◆ **PROMPT**:
Using the entries that follow, collect the lines where the word "name" appears.

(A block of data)
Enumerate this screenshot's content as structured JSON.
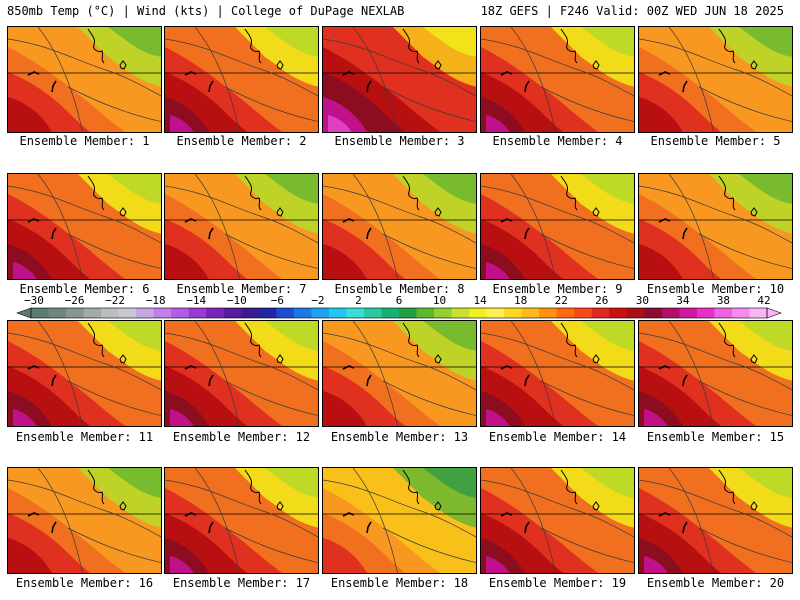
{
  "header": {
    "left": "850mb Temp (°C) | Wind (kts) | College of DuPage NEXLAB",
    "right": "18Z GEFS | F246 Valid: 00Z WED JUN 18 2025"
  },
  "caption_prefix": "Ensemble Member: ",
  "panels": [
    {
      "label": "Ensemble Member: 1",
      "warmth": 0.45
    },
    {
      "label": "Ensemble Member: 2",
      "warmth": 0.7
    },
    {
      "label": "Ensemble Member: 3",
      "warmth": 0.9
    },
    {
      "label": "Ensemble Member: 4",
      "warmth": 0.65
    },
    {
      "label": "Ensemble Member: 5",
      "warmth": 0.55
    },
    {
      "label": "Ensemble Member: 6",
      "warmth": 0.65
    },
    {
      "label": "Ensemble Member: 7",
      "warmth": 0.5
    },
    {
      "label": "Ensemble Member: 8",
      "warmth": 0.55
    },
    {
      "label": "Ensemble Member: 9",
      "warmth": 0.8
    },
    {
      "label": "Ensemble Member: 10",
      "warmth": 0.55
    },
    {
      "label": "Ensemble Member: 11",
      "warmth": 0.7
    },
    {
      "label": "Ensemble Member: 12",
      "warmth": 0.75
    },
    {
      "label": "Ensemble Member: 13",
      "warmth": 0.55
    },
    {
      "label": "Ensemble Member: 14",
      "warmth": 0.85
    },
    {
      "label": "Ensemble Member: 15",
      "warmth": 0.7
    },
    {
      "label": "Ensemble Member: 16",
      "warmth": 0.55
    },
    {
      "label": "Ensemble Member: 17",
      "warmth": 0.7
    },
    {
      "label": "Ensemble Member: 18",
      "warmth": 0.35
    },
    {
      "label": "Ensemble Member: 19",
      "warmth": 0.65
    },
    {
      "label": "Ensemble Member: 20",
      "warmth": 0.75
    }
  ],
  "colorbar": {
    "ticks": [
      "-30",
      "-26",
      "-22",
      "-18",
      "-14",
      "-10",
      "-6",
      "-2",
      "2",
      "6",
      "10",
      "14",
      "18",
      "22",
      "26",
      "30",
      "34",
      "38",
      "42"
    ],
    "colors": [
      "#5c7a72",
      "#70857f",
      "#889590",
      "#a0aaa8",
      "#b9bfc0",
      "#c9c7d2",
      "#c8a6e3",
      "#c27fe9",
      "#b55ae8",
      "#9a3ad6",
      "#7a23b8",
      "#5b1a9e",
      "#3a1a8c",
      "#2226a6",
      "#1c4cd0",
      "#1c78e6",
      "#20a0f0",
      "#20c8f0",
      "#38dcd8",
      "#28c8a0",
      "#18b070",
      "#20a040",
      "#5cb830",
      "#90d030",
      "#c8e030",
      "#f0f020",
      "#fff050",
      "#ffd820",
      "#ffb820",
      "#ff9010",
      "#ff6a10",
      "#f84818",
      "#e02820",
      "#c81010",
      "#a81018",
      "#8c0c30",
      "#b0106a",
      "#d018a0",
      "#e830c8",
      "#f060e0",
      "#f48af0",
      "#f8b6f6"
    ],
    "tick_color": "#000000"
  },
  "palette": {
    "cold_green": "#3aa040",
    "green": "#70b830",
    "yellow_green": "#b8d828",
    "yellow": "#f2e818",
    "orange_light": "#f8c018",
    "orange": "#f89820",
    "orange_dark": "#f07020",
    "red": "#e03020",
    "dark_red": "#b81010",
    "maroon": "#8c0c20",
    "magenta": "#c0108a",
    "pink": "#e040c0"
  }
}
==
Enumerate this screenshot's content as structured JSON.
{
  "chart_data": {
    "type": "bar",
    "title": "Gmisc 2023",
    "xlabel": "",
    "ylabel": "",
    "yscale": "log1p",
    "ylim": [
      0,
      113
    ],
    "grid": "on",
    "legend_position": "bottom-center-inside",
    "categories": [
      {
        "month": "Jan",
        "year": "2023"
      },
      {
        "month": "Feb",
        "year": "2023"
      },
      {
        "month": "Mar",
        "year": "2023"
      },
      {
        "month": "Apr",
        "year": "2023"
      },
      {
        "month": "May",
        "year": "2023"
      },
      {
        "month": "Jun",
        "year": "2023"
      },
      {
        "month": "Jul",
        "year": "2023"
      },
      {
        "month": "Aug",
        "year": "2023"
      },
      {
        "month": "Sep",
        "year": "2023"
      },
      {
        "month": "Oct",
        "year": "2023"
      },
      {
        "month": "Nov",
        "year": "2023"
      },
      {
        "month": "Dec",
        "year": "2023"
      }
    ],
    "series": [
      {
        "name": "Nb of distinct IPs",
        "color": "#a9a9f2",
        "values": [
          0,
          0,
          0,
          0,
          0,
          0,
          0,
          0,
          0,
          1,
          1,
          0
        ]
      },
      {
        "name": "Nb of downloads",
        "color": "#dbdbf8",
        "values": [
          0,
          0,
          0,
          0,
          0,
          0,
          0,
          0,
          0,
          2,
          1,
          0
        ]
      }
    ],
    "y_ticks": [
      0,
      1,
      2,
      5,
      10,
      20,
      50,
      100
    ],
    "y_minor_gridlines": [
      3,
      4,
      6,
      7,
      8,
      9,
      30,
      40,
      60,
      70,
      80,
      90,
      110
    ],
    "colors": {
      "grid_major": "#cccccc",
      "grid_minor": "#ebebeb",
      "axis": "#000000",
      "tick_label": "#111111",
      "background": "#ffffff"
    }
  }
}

◆ **COMPLETE ANSWER**:
        "name": "Nb of distinct IPs",
        "name": "Nb of downloads",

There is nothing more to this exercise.